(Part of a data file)
_ _ _ _

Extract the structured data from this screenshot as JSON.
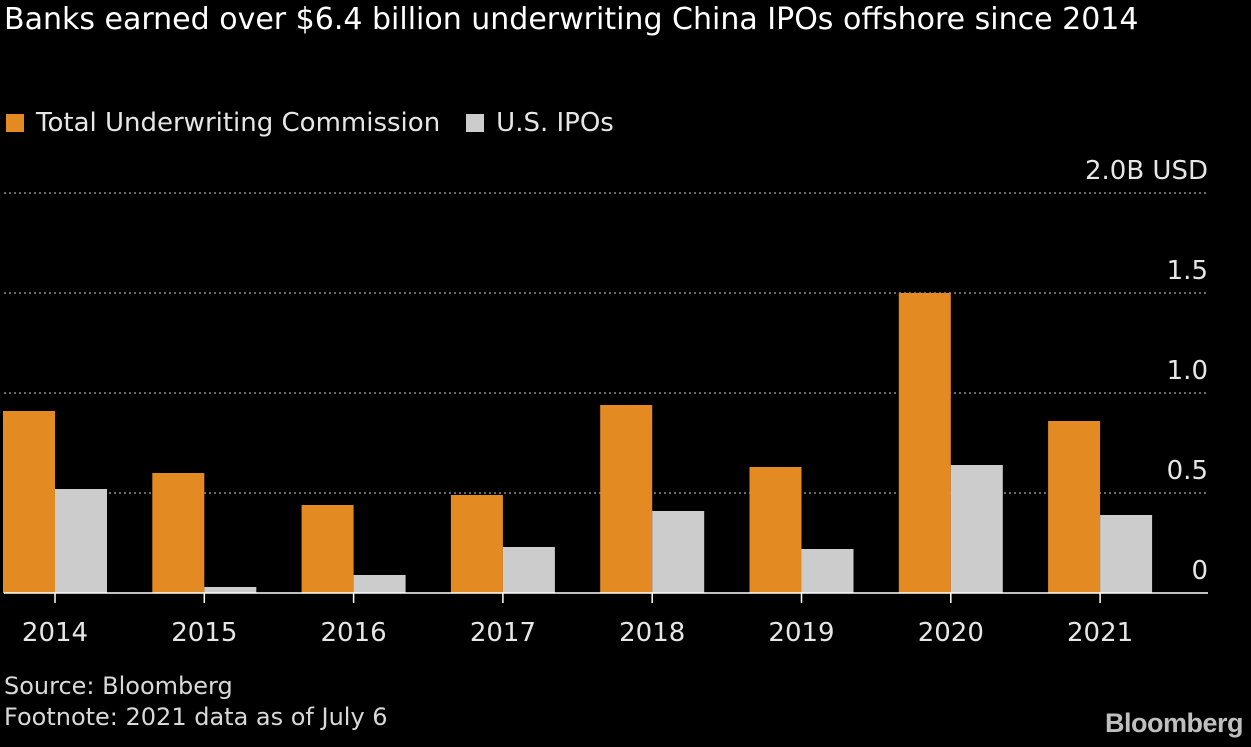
{
  "title": "Banks earned over $6.4 billion underwriting China IPOs offshore since 2014",
  "legend": [
    {
      "label": "Total Underwriting Commission",
      "color": "#e38b22"
    },
    {
      "label": "U.S. IPOs",
      "color": "#cccccc"
    }
  ],
  "chart_data": {
    "type": "bar",
    "categories": [
      "2014",
      "2015",
      "2016",
      "2017",
      "2018",
      "2019",
      "2020",
      "2021"
    ],
    "series": [
      {
        "name": "Total Underwriting Commission",
        "values": [
          0.91,
          0.6,
          0.44,
          0.49,
          0.94,
          0.63,
          1.5,
          0.86
        ],
        "color": "#e38b22"
      },
      {
        "name": "U.S. IPOs",
        "values": [
          0.52,
          0.03,
          0.09,
          0.23,
          0.41,
          0.22,
          0.64,
          0.39
        ],
        "color": "#cccccc"
      }
    ],
    "ylim": [
      0,
      2.0
    ],
    "yticks": [
      0,
      0.5,
      1.0,
      1.5,
      2.0
    ],
    "ytick_labels": [
      "0",
      "0.5",
      "1.0",
      "1.5",
      "2.0B USD"
    ],
    "ylabel": "",
    "xlabel": "",
    "grid": true,
    "legend_position": "top-left"
  },
  "footer": {
    "source": "Source: Bloomberg",
    "footnote": "Footnote: 2021 data as of July 6"
  },
  "logo": "Bloomberg"
}
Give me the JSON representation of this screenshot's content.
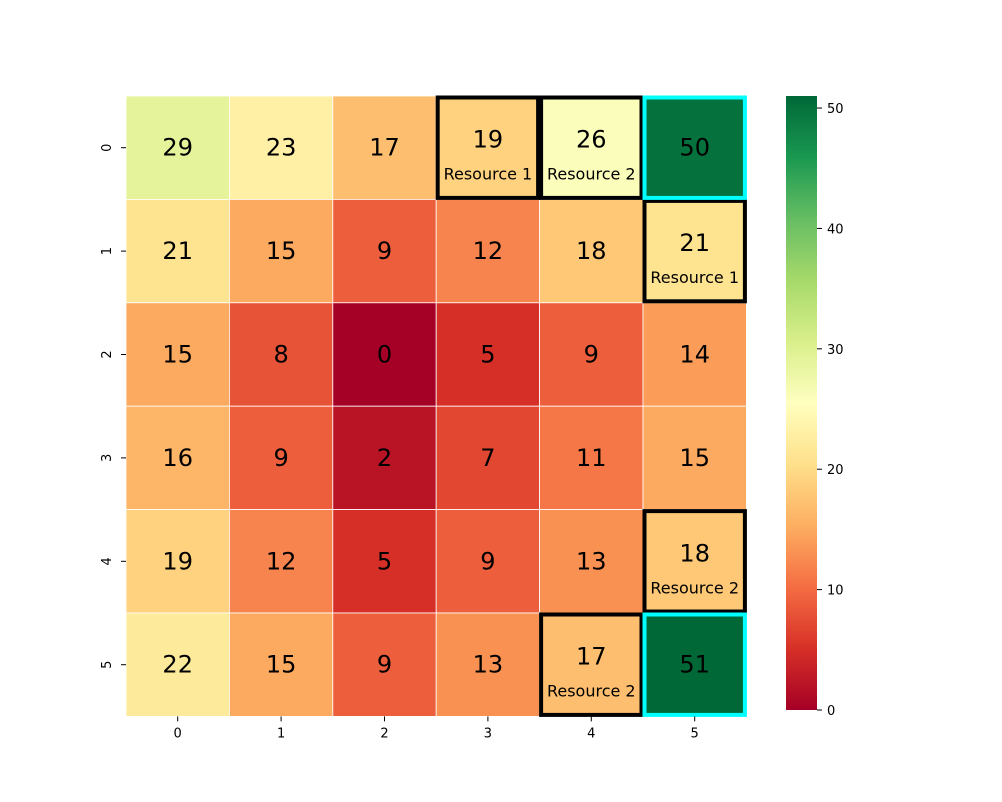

_ _ _ _

• _Stated problem_: Give the count of lines holding the word "name", with no other words.

• _Result of the task_: 2